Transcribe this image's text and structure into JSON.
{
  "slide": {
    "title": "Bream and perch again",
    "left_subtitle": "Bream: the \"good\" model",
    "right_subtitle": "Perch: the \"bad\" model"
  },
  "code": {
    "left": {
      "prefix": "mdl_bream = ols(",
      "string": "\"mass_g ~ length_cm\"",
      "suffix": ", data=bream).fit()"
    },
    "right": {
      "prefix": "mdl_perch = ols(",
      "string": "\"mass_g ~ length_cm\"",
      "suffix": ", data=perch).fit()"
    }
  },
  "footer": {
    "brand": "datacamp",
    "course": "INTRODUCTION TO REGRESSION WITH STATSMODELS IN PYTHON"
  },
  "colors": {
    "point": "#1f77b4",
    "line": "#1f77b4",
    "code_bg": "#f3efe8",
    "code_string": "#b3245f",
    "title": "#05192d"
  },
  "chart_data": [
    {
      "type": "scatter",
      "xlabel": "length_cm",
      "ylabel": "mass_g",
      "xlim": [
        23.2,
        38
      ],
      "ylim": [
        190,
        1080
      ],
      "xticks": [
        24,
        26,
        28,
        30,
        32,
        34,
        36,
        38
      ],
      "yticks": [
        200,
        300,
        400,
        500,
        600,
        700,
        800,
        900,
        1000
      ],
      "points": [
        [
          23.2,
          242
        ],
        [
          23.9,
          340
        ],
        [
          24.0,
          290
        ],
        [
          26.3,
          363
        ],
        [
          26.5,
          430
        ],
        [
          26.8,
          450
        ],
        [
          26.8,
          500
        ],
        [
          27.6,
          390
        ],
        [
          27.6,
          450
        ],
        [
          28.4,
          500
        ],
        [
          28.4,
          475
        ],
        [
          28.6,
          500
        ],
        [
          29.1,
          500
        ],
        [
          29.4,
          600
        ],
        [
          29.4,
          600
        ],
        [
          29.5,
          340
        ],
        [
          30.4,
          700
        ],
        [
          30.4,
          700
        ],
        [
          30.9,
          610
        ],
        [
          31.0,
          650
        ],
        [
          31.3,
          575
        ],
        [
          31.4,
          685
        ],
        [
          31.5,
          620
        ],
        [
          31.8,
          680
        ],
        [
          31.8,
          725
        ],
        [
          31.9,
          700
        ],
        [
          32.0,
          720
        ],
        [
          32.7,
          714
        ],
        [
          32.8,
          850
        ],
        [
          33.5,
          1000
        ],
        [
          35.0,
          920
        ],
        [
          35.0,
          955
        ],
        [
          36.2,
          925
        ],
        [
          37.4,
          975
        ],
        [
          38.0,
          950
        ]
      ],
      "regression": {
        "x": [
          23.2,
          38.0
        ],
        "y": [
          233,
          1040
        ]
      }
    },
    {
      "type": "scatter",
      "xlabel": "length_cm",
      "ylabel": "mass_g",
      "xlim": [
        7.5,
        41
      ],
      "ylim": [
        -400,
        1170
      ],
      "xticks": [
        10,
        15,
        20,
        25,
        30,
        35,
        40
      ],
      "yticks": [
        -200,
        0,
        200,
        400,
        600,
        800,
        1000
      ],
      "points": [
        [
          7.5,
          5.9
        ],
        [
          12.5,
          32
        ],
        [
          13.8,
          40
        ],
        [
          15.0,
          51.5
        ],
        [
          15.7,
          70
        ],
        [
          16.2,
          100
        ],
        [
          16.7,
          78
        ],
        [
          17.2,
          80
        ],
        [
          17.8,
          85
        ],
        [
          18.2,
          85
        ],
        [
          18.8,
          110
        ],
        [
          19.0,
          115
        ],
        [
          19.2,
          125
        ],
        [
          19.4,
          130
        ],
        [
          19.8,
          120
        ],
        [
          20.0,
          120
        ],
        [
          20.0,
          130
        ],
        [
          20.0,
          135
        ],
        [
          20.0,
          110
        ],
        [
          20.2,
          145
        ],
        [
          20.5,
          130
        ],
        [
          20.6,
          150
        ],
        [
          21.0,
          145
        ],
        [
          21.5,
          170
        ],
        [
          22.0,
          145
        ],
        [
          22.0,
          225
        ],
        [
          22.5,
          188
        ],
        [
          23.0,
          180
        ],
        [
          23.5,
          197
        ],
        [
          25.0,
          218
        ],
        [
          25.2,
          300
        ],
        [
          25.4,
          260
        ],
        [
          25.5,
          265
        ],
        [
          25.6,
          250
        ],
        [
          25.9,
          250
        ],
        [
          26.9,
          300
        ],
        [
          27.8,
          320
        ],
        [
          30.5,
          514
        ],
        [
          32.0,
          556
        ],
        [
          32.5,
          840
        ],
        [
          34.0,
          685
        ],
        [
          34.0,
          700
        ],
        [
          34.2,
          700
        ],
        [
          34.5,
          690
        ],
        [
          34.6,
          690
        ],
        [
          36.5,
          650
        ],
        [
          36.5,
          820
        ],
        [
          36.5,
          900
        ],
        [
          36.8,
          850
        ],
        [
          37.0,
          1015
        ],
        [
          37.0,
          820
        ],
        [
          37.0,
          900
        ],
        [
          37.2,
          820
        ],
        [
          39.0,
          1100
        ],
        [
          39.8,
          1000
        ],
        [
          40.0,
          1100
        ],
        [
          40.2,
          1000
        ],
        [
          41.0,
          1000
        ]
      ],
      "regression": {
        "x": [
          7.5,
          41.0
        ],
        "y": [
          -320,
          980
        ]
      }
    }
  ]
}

========

- **WHAT IS REQUIRED**: Copy out the full material exactly as it appears.

- **RESULT**:
Transcribe this image's text and structure into JSON.
{
  "slide": {
    "title": "Bream and perch again",
    "left_subtitle": "Bream: the \"good\" model",
    "right_subtitle": "Perch: the \"bad\" model"
  },
  "code": {
    "left": {
      "prefix": "mdl_bream = ols(",
      "string": "\"mass_g ~ length_cm\"",
      "suffix": ", data=bream).fit()"
    },
    "right": {
      "prefix": "mdl_perch = ols(",
      "string": "\"mass_g ~ length_cm\"",
      "suffix": ", data=perch).fit()"
    }
  },
  "footer": {
    "brand": "datacamp",
    "course": "INTRODUCTION TO REGRESSION WITH STATSMODELS IN PYTHON"
  },
  "colors": {
    "point": "#1f77b4",
    "line": "#1f77b4",
    "code_bg": "#f3efe8",
    "code_string": "#b3245f",
    "title": "#05192d"
  },
  "chart_data": [
    {
      "type": "scatter",
      "xlabel": "length_cm",
      "ylabel": "mass_g",
      "xlim": [
        23.2,
        38
      ],
      "ylim": [
        190,
        1080
      ],
      "xticks": [
        24,
        26,
        28,
        30,
        32,
        34,
        36,
        38
      ],
      "yticks": [
        200,
        300,
        400,
        500,
        600,
        700,
        800,
        900,
        1000
      ],
      "points": [
        [
          23.2,
          242
        ],
        [
          23.9,
          340
        ],
        [
          24.0,
          290
        ],
        [
          26.3,
          363
        ],
        [
          26.5,
          430
        ],
        [
          26.8,
          450
        ],
        [
          26.8,
          500
        ],
        [
          27.6,
          390
        ],
        [
          27.6,
          450
        ],
        [
          28.4,
          500
        ],
        [
          28.4,
          475
        ],
        [
          28.6,
          500
        ],
        [
          29.1,
          500
        ],
        [
          29.4,
          600
        ],
        [
          29.4,
          600
        ],
        [
          29.5,
          340
        ],
        [
          30.4,
          700
        ],
        [
          30.4,
          700
        ],
        [
          30.9,
          610
        ],
        [
          31.0,
          650
        ],
        [
          31.3,
          575
        ],
        [
          31.4,
          685
        ],
        [
          31.5,
          620
        ],
        [
          31.8,
          680
        ],
        [
          31.8,
          725
        ],
        [
          31.9,
          700
        ],
        [
          32.0,
          720
        ],
        [
          32.7,
          714
        ],
        [
          32.8,
          850
        ],
        [
          33.5,
          1000
        ],
        [
          35.0,
          920
        ],
        [
          35.0,
          955
        ],
        [
          36.2,
          925
        ],
        [
          37.4,
          975
        ],
        [
          38.0,
          950
        ]
      ],
      "regression": {
        "x": [
          23.2,
          38.0
        ],
        "y": [
          233,
          1040
        ]
      }
    },
    {
      "type": "scatter",
      "xlabel": "length_cm",
      "ylabel": "mass_g",
      "xlim": [
        7.5,
        41
      ],
      "ylim": [
        -400,
        1170
      ],
      "xticks": [
        10,
        15,
        20,
        25,
        30,
        35,
        40
      ],
      "yticks": [
        -200,
        0,
        200,
        400,
        600,
        800,
        1000
      ],
      "points": [
        [
          7.5,
          5.9
        ],
        [
          12.5,
          32
        ],
        [
          13.8,
          40
        ],
        [
          15.0,
          51.5
        ],
        [
          15.7,
          70
        ],
        [
          16.2,
          100
        ],
        [
          16.7,
          78
        ],
        [
          17.2,
          80
        ],
        [
          17.8,
          85
        ],
        [
          18.2,
          85
        ],
        [
          18.8,
          110
        ],
        [
          19.0,
          115
        ],
        [
          19.2,
          125
        ],
        [
          19.4,
          130
        ],
        [
          19.8,
          120
        ],
        [
          20.0,
          120
        ],
        [
          20.0,
          130
        ],
        [
          20.0,
          135
        ],
        [
          20.0,
          110
        ],
        [
          20.2,
          145
        ],
        [
          20.5,
          130
        ],
        [
          20.6,
          150
        ],
        [
          21.0,
          145
        ],
        [
          21.5,
          170
        ],
        [
          22.0,
          145
        ],
        [
          22.0,
          225
        ],
        [
          22.5,
          188
        ],
        [
          23.0,
          180
        ],
        [
          23.5,
          197
        ],
        [
          25.0,
          218
        ],
        [
          25.2,
          300
        ],
        [
          25.4,
          260
        ],
        [
          25.5,
          265
        ],
        [
          25.6,
          250
        ],
        [
          25.9,
          250
        ],
        [
          26.9,
          300
        ],
        [
          27.8,
          320
        ],
        [
          30.5,
          514
        ],
        [
          32.0,
          556
        ],
        [
          32.5,
          840
        ],
        [
          34.0,
          685
        ],
        [
          34.0,
          700
        ],
        [
          34.2,
          700
        ],
        [
          34.5,
          690
        ],
        [
          34.6,
          690
        ],
        [
          36.5,
          650
        ],
        [
          36.5,
          820
        ],
        [
          36.5,
          900
        ],
        [
          36.8,
          850
        ],
        [
          37.0,
          1015
        ],
        [
          37.0,
          820
        ],
        [
          37.0,
          900
        ],
        [
          37.2,
          820
        ],
        [
          39.0,
          1100
        ],
        [
          39.8,
          1000
        ],
        [
          40.0,
          1100
        ],
        [
          40.2,
          1000
        ],
        [
          41.0,
          1000
        ]
      ],
      "regression": {
        "x": [
          7.5,
          41.0
        ],
        "y": [
          -320,
          980
        ]
      }
    }
  ]
}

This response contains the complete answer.